- **SOAL YANG DIBERIKAN 1**
Tuliskan kembali bagian berita tentang tanggapan Masinton Pasaribu mengenai amicus curiae, dimulai dari "Hal itu menanggapi" dan berlanjut hingga "baru (Orba) Soeharto.".
- **SOAL YANG DIBERIKAN 2**
Menurut berita tentang tanggapan Masinton Pasaribu mengenai amicus curiae, di mana dan kapan Masinton menyampaikan pernyataannya?
- **SOAL YANG DIBERIKAN 3**
Teruskan berita tentang tanggapan Masinton Pasaribu mengenai amicus curiae, mulai setelah kalimat terakhir yang dimuat.

━━ POTONGAN TEKS

Politikus PDI Perjuangan (PDIP), Masinton Pasaribu menilai kubu Prabowo Subianto-Gibran Rakabuming Raka tak paham soal amicus curiae atau sahabat pengadilan.
SANCAnews.id – Politisi PDI Perjuangan (PDIP),
Masinton Pasaribu menilai kubu Prabowo Subianto-Gibran Rakabuming Raka kurang
paham soal amicus curiae atau sahabat pengadilan.
Hal itu menanggapi pernyataan Wakil Ketua Tim Hukum
Prabowo-Gibran, Fahri Bachmid yang menyebut Megawati dan sejumlah tokoh
memiliki amicus curiae sebagai bentuk intervensi peradilan yang dilakukan
Mahkamah Konstitusi (MK).
Masinton menjelaskan, Megawati merupakan Presiden ke-5 yang
membentuk Mahkamah Konstitusi. Ia pun menganggap Fahri tidak paham.
"Enggak paham itu, itu orang ya gimana, gimana cerita
enggak paham. Bu Mega itu yang melahirkan MK," kata Masinton di kawasan
Jagakarsa, Jakarta Selatan, Jumat (19/4/2024) malam.
"Beliau (Megawati) itu ya lebih dari sahabat MK, lebih
dari sahabat peradilan. Bu Mega tokoh yang selalu konsisten menempuh jalan
legal formal," ujarnya menambahkan.
Masinton lalu menceritakan perjuangan Megawati menghadapi
pemerintahan orde baru (Orba) Soeharto.
Menurutnya, pada peristiwa Kudatuli, yaitu kerusuhan dua
puluh tujuh Juli tahun 1996, Megawati menempuh jalan hukum meskipun
dikendalikan orde baru.
"Tapi beliau (Megawati) percaya pada sistem hukum yang
akan bisa memberikan sedikit keadilan meskipun itu aparat peradilan kita
dikendalikan oleh kekuasaan," ucap Masinton.

━━━━
━━ DATA YANG DISEDIAKAN

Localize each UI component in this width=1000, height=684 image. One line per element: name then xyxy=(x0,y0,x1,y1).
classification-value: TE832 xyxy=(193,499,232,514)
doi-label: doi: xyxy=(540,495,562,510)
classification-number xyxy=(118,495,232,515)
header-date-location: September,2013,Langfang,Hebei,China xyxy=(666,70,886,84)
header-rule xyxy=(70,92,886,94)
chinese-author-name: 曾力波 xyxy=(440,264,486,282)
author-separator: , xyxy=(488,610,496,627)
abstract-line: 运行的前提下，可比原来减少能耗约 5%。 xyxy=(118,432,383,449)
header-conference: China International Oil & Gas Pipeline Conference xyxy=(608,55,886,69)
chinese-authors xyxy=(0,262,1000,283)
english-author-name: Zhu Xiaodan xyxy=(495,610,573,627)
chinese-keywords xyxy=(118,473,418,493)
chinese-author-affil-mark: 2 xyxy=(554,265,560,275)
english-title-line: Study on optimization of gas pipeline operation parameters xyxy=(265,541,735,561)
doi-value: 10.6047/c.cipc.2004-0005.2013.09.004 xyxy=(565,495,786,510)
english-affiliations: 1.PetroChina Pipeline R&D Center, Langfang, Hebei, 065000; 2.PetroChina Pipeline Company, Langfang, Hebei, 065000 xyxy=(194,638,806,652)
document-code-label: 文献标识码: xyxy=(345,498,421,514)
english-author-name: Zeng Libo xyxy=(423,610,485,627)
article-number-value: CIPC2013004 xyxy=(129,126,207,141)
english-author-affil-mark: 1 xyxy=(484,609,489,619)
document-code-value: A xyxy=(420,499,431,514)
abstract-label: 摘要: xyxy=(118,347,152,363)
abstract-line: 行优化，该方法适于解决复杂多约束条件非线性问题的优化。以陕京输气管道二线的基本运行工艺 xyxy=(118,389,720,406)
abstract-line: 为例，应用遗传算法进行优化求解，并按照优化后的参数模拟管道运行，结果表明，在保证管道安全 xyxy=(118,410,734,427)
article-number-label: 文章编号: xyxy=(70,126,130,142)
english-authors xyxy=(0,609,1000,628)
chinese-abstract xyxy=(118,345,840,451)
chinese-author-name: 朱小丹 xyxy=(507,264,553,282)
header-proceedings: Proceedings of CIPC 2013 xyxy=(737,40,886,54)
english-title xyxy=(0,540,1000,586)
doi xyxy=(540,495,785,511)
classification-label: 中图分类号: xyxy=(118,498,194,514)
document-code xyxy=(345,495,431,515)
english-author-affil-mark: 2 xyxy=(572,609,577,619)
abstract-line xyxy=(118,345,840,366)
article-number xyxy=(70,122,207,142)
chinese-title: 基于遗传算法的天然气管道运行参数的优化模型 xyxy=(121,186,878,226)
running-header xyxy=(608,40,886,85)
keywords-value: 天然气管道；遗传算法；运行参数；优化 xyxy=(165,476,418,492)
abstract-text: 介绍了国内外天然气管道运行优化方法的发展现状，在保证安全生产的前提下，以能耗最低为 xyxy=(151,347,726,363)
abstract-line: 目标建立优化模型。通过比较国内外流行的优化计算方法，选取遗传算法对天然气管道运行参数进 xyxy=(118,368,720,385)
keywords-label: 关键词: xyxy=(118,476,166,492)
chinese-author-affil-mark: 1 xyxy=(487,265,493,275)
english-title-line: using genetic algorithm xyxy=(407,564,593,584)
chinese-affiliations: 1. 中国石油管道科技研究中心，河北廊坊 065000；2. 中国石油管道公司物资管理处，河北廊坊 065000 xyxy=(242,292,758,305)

━━━━

- **JAWABAN TERTULIS 1**
Hal itu menanggapi pernyataan Wakil Ketua Tim Hukum
Prabowo-Gibran, Fahri Bachmid yang menyebut Megawati dan sejumlah tokoh
memiliki amicus curiae sebagai bentuk intervensi peradilan yang dilakukan
Mahkamah Konstitusi (MK).
Masinton menjelaskan, Megawati merupakan Presiden ke-5 yang
membentuk Mahkamah Konstitusi. Ia pun menganggap Fahri tidak paham.
"Enggak paham itu, itu orang ya gimana, gimana cerita
enggak paham. Bu Mega itu yang melahirkan MK," kata Masinton di kawasan
Jagakarsa, Jakarta Selatan, Jumat (19/4/2024) malam.
"Beliau (Megawati) itu ya lebih dari sahabat MK, lebih
dari sahabat peradilan. Bu Mega tokoh yang selalu konsisten menempuh jalan
legal formal," ujarnya menambahkan.
Masinton lalu menceritakan perjuangan Megawati menghadapi
pemerintahan orde baru (Orba) Soeharto.

- **JAWABAN TERTULIS 2**
Masinton menyampaikannya di kawasan Jagakarsa, Jakarta Selatan, pada Jumat (19/4/2024) malam.

- **JAWABAN TERTULIS 3**
Karenanya, Masinton membantah anggapan amicus curiae yang
diajukan Megawati sebagai bentuk intervensi peradilan.
"Jadi apa yang ditempuh oleh Bu Megawati bukan upaya
mengintervensi, tapi itu adalah upaya Ibu Megawati merawat konstitusi dan
percaya pada mekanisme hukum kita," imbuhnya.
Sebelumnya, Fahri menilai amicus curiae yang diajukan
sejumlah tokoh dalam sengketa perselisihan hasil pemilihan umum (PHPU) Pilpres
2024 merupakan bentuk intervensi terhadap Mahkamah Konstitusi (MK).
Sebab, amicus curiae itu diajukan pada saat majelis hakim MK
sedang menggelar rapat permusyawaratan hakim (RPH) untuk membuat putusan.
"Menurut hemat saya (ini) adalah bentuk lain dari sikap
intervensi sesungguhnya kepada lembaga peradilan MK, yang dibingkai dalam
format hukum atau pranata amicus curiae," kata Fahri kepada
Tribunnews.com, Rabu (17/4/2024).
Fahri menjelaskan, sejatinya amicus curiae atau sahabat
pengadilan hanya sebatas memberikan opini dalam sebuah perkara.
Menurutnya, penggunaan pranata "amicus curiae"
secara generik biasanya digunakan pada negara-negara yang menggunakan sistem
hukum common law.
Sebaliknya, tidak terlalu umum digunakan pada negara-negara
dengan sistem hukum civil law system termasuk Indonesia.
"Akan tetapi pada hakikatnya praktik seperti (ini) tidak
dilarang jika digunakan dalam sistem hukum nasional kita," ujar Fahri.
Fahri menegaskan, secara yuridis, konsep amicus curiae di
Indonesia adalah ketentuan Pasal 5 ayat (1) UU No. 48 Tahun 2009 tentang
Kekuasaan Kehakiman.
"Dan secara praksis hukum, sesungguhnya praktik amicus
curiae lebih condong dipraktikan pada badan peradilan di bawah Mahkamah
Agung," ucap pakar hukum tata negara ini.
Dia menyebut bahwa pelembagaan amicus curiae secara
samar-samar sesungguhnya dapat dilihat serta dipraktikan dalam persidangan
pengujian undang-undang di MK.
Menurut Fahri, berdasarkan ketentuan hukum acara MK, pihak
ketiga yang berkepentingan bisa mendaftarkan diri dan memberikan pendapat dalam
proses pengujian undang-undang judicial review.
Dia menerangkan, konsep itu sebenarnya sedikit identik dengan
praktik amicus curiae yang dianut negara-negara dengan sistem hukum common law
system.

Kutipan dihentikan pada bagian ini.